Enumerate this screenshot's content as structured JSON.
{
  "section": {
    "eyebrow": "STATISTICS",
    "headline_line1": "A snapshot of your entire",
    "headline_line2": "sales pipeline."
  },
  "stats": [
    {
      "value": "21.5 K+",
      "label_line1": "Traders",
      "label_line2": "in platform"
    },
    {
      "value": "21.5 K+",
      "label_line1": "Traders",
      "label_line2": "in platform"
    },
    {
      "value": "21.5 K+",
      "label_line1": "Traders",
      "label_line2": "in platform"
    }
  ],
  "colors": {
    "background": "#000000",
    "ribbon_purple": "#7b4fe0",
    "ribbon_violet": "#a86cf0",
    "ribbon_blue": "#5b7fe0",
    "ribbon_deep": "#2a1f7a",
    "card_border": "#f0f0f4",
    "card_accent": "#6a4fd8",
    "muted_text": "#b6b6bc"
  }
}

######

## WORK TO BE COMPLETED:
Each line of the material above needs to be quoted exactly, please.

## EXERCISE RESPONSE:
Enumerate this screenshot's content as structured JSON.
{
  "section": {
    "eyebrow": "STATISTICS",
    "headline_line1": "A snapshot of your entire",
    "headline_line2": "sales pipeline."
  },
  "stats": [
    {
      "value": "21.5 K+",
      "label_line1": "Traders",
      "label_line2": "in platform"
    },
    {
      "value": "21.5 K+",
      "label_line1": "Traders",
      "label_line2": "in platform"
    },
    {
      "value": "21.5 K+",
      "label_line1": "Traders",
      "label_line2": "in platform"
    }
  ],
  "colors": {
    "background": "#000000",
    "ribbon_purple": "#7b4fe0",
    "ribbon_violet": "#a86cf0",
    "ribbon_blue": "#5b7fe0",
    "ribbon_deep": "#2a1f7a",
    "card_border": "#f0f0f4",
    "card_accent": "#6a4fd8",
    "muted_text": "#b6b6bc"
  }
}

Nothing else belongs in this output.